**Data to use**.
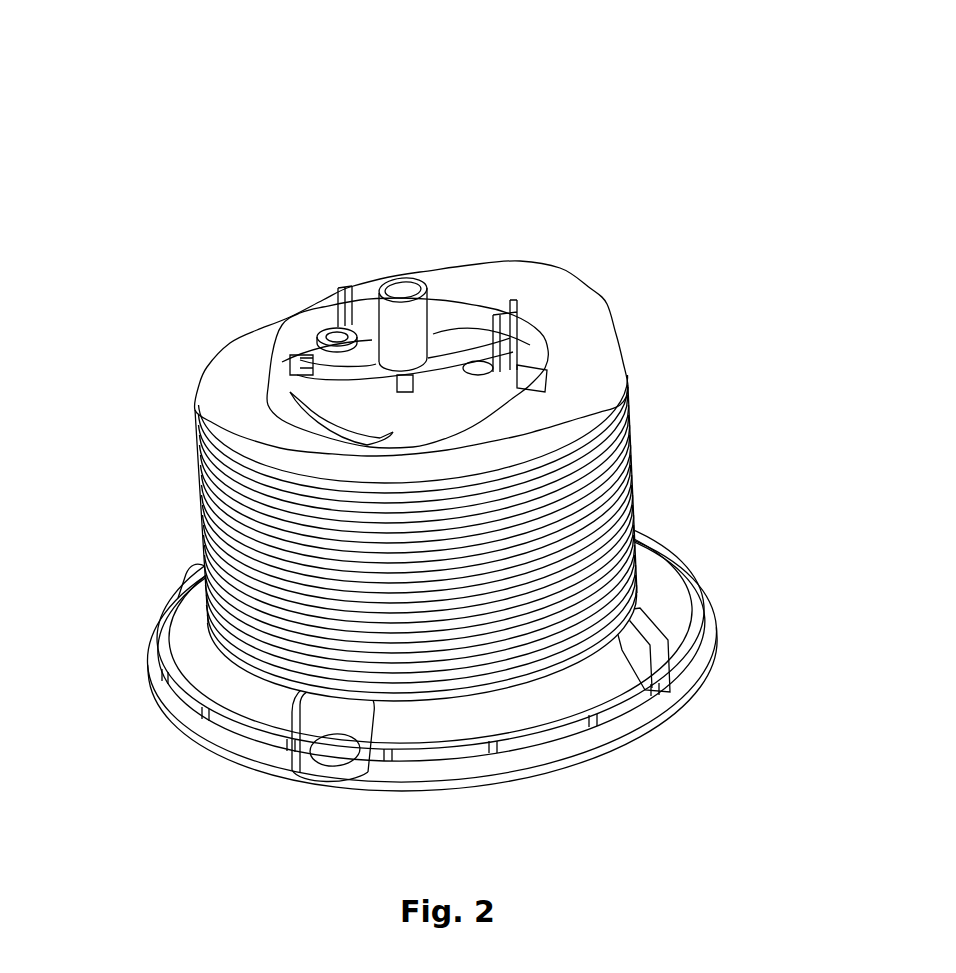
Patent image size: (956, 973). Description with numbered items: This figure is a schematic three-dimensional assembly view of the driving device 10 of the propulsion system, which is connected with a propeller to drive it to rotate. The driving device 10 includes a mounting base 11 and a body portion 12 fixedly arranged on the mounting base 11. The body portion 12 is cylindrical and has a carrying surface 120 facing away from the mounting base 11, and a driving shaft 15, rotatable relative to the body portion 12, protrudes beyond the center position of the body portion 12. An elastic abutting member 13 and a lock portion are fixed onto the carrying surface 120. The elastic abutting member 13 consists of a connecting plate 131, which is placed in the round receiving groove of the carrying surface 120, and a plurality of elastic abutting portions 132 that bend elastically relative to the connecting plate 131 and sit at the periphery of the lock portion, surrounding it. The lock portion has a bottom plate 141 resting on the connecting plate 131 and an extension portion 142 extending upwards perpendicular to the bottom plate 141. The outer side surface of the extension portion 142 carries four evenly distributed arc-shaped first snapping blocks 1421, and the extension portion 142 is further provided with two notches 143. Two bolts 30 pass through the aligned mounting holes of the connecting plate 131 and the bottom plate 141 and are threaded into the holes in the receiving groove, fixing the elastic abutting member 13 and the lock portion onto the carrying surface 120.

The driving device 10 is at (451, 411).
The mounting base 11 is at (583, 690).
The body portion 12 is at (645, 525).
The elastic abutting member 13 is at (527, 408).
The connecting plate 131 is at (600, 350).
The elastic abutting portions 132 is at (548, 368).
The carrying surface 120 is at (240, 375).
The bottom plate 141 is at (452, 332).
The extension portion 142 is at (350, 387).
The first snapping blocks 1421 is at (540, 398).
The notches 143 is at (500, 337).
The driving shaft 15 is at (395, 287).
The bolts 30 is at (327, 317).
==
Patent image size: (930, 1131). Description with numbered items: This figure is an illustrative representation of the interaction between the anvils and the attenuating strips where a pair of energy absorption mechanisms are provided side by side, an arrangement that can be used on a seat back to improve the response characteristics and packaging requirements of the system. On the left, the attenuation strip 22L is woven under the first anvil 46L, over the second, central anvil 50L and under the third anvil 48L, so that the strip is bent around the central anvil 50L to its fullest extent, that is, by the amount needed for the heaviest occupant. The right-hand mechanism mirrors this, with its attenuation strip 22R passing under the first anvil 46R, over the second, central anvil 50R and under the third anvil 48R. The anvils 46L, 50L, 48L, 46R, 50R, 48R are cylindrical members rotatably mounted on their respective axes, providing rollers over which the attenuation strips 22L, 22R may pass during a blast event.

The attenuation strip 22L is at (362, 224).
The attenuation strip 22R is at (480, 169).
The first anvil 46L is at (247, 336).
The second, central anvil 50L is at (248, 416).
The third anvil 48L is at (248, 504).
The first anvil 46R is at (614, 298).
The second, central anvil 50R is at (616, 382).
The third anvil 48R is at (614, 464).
* * *
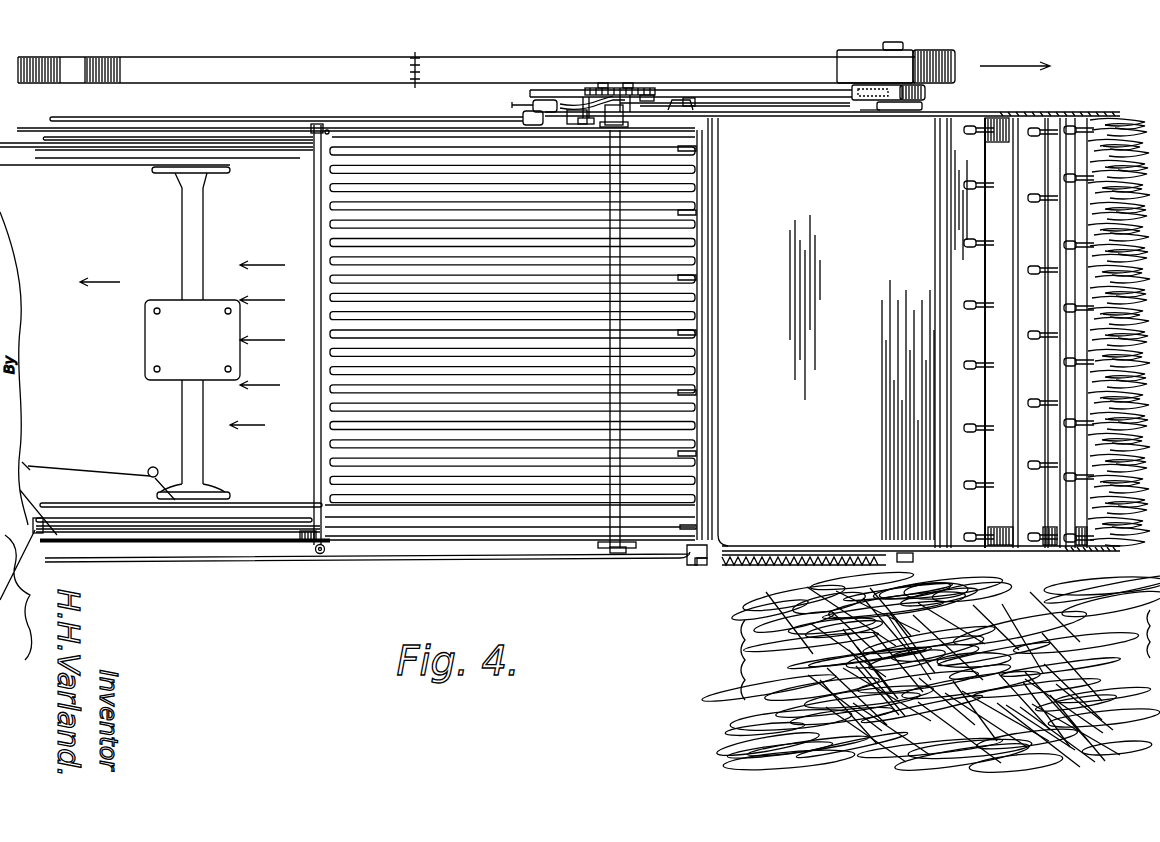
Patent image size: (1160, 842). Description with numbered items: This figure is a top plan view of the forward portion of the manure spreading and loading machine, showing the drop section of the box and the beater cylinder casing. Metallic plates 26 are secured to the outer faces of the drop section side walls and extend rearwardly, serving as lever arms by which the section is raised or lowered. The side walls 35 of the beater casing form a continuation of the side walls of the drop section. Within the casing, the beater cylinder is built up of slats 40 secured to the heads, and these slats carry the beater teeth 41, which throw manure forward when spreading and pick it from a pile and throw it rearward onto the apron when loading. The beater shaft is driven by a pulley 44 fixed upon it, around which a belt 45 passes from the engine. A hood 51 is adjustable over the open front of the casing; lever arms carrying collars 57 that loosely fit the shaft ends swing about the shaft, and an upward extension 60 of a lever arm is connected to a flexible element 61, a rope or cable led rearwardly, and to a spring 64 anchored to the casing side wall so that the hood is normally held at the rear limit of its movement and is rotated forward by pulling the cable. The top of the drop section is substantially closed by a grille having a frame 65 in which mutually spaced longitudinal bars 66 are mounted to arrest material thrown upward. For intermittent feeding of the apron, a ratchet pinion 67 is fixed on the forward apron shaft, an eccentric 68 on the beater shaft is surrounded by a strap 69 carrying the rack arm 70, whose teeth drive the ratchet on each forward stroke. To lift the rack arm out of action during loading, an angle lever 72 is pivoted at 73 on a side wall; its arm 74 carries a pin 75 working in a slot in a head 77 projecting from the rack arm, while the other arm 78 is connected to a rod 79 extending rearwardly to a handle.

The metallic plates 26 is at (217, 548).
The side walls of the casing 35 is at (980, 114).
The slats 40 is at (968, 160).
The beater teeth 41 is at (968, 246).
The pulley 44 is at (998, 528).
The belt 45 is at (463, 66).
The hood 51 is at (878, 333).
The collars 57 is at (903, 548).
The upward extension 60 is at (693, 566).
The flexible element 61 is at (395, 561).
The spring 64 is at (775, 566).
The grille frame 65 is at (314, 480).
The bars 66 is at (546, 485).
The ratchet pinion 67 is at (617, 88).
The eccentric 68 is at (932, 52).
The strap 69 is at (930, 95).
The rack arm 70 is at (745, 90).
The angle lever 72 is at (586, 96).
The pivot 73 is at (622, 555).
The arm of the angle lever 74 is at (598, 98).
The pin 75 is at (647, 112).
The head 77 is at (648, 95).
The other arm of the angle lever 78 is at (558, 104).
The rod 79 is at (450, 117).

**What the exercise asks**. Copy out word for word the data starting with the line that contains "Patent image size: (930, 1131)." and going on through the line that contains "The first anvil 46L is at (247, 336).", including both of those lines.

**Reply**.
Patent image size: (930, 1131). Description with numbered items: This figure is an illustrative representation of the interaction between the anvils and the attenuating strips where a pair of energy absorption mechanisms are provided side by side, an arrangement that can be used on a seat back to improve the response characteristics and packaging requirements of the system. On the left, the attenuation strip 22L is woven under the first anvil 46L, over the second, central anvil 50L and under the third anvil 48L, so that the strip is bent around the central anvil 50L to its fullest extent, that is, by the amount needed for the heaviest occupant. The right-hand mechanism mirrors this, with its attenuation strip 22R passing under the first anvil 46R, over the second, central anvil 50R and under the third anvil 48R. The anvils 46L, 50L, 48L, 46R, 50R, 48R are cylindrical members rotatably mounted on their respective axes, providing rollers over which the attenuation strips 22L, 22R may pass during a blast event.

The attenuation strip 22L is at (362, 224).
The attenuation strip 22R is at (480, 169).
The first anvil 46L is at (247, 336).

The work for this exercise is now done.